__The problem__:
Pictures aside, write out every record exactly as it appears.

__Supplied data__:
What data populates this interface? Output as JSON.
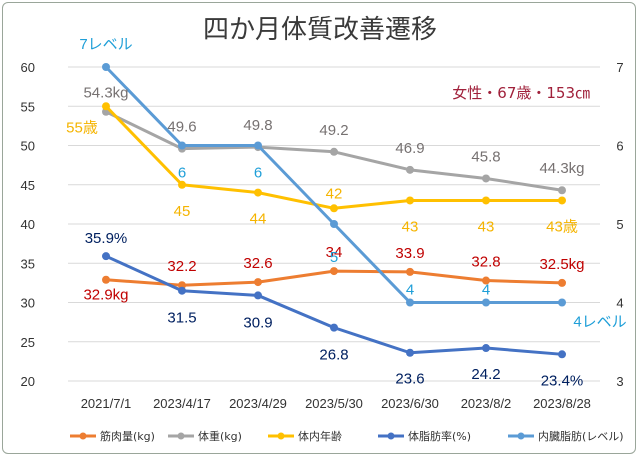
{
  "chart_data": {
    "type": "line",
    "title": "四か月体質改善遷移",
    "annotation": "女性・67歳・153㎝",
    "categories": [
      "2021/7/1",
      "2023/4/17",
      "2023/4/29",
      "2023/5/30",
      "2023/6/30",
      "2023/8/2",
      "2023/8/28"
    ],
    "y_left": {
      "range": [
        20,
        60
      ],
      "ticks": [
        "20",
        "25",
        "30",
        "35",
        "40",
        "45",
        "50",
        "55",
        "60"
      ]
    },
    "y_right": {
      "range": [
        3,
        7
      ],
      "ticks": [
        "3",
        "4",
        "5",
        "6",
        "7"
      ]
    },
    "grid": "horizontal",
    "legend_position": "bottom",
    "series": [
      {
        "name": "筋肉量(kg)",
        "axis": "left",
        "color": "#ed7d31",
        "values": [
          32.9,
          32.2,
          32.6,
          34,
          33.9,
          32.8,
          32.5
        ],
        "labels": [
          "32.9kg",
          "32.2",
          "32.6",
          "34",
          "33.9",
          "32.8",
          "32.5kg"
        ],
        "label_color": "#c00000"
      },
      {
        "name": "体重(kg)",
        "axis": "left",
        "color": "#a5a5a5",
        "values": [
          54.3,
          49.6,
          49.8,
          49.2,
          46.9,
          45.8,
          44.3
        ],
        "labels": [
          "54.3kg",
          "49.6",
          "49.8",
          "49.2",
          "46.9",
          "45.8",
          "44.3kg"
        ],
        "label_color": "#767171",
        "legend_text_color": "#c00000"
      },
      {
        "name": "体内年齢",
        "axis": "left",
        "color": "#ffc000",
        "values": [
          55,
          45,
          44,
          42,
          43,
          43,
          43
        ],
        "labels": [
          "55歳",
          "45",
          "44",
          "42",
          "43",
          "43",
          "43歳"
        ],
        "label_color": "#f5b400"
      },
      {
        "name": "体脂肪率(%)",
        "axis": "left",
        "color": "#4472c4",
        "values": [
          35.9,
          31.5,
          30.9,
          26.8,
          23.6,
          24.2,
          23.4
        ],
        "labels": [
          "35.9%",
          "31.5",
          "30.9",
          "26.8",
          "23.6",
          "24.2",
          "23.4%"
        ],
        "label_color": "#002060"
      },
      {
        "name": "内臓脂肪(レベル)",
        "axis": "right",
        "color": "#5b9bd5",
        "values": [
          7,
          6,
          6,
          5,
          4,
          4,
          4
        ],
        "labels": [
          "7レベル",
          "6",
          "6",
          "5",
          "4",
          "4",
          "4レベル"
        ],
        "label_color": "#1f9fd8"
      }
    ]
  }
}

__Answer in full__:
What data populates this interface? Output as JSON.
{
  "chart_data": {
    "type": "line",
    "title": "四か月体質改善遷移",
    "annotation": "女性・67歳・153㎝",
    "categories": [
      "2021/7/1",
      "2023/4/17",
      "2023/4/29",
      "2023/5/30",
      "2023/6/30",
      "2023/8/2",
      "2023/8/28"
    ],
    "y_left": {
      "range": [
        20,
        60
      ],
      "ticks": [
        "20",
        "25",
        "30",
        "35",
        "40",
        "45",
        "50",
        "55",
        "60"
      ]
    },
    "y_right": {
      "range": [
        3,
        7
      ],
      "ticks": [
        "3",
        "4",
        "5",
        "6",
        "7"
      ]
    },
    "grid": "horizontal",
    "legend_position": "bottom",
    "series": [
      {
        "name": "筋肉量(kg)",
        "axis": "left",
        "color": "#ed7d31",
        "values": [
          32.9,
          32.2,
          32.6,
          34,
          33.9,
          32.8,
          32.5
        ],
        "labels": [
          "32.9kg",
          "32.2",
          "32.6",
          "34",
          "33.9",
          "32.8",
          "32.5kg"
        ],
        "label_color": "#c00000"
      },
      {
        "name": "体重(kg)",
        "axis": "left",
        "color": "#a5a5a5",
        "values": [
          54.3,
          49.6,
          49.8,
          49.2,
          46.9,
          45.8,
          44.3
        ],
        "labels": [
          "54.3kg",
          "49.6",
          "49.8",
          "49.2",
          "46.9",
          "45.8",
          "44.3kg"
        ],
        "label_color": "#767171",
        "legend_text_color": "#c00000"
      },
      {
        "name": "体内年齢",
        "axis": "left",
        "color": "#ffc000",
        "values": [
          55,
          45,
          44,
          42,
          43,
          43,
          43
        ],
        "labels": [
          "55歳",
          "45",
          "44",
          "42",
          "43",
          "43",
          "43歳"
        ],
        "label_color": "#f5b400"
      },
      {
        "name": "体脂肪率(%)",
        "axis": "left",
        "color": "#4472c4",
        "values": [
          35.9,
          31.5,
          30.9,
          26.8,
          23.6,
          24.2,
          23.4
        ],
        "labels": [
          "35.9%",
          "31.5",
          "30.9",
          "26.8",
          "23.6",
          "24.2",
          "23.4%"
        ],
        "label_color": "#002060"
      },
      {
        "name": "内臓脂肪(レベル)",
        "axis": "right",
        "color": "#5b9bd5",
        "values": [
          7,
          6,
          6,
          5,
          4,
          4,
          4
        ],
        "labels": [
          "7レベル",
          "6",
          "6",
          "5",
          "4",
          "4",
          "4レベル"
        ],
        "label_color": "#1f9fd8"
      }
    ]
  }
}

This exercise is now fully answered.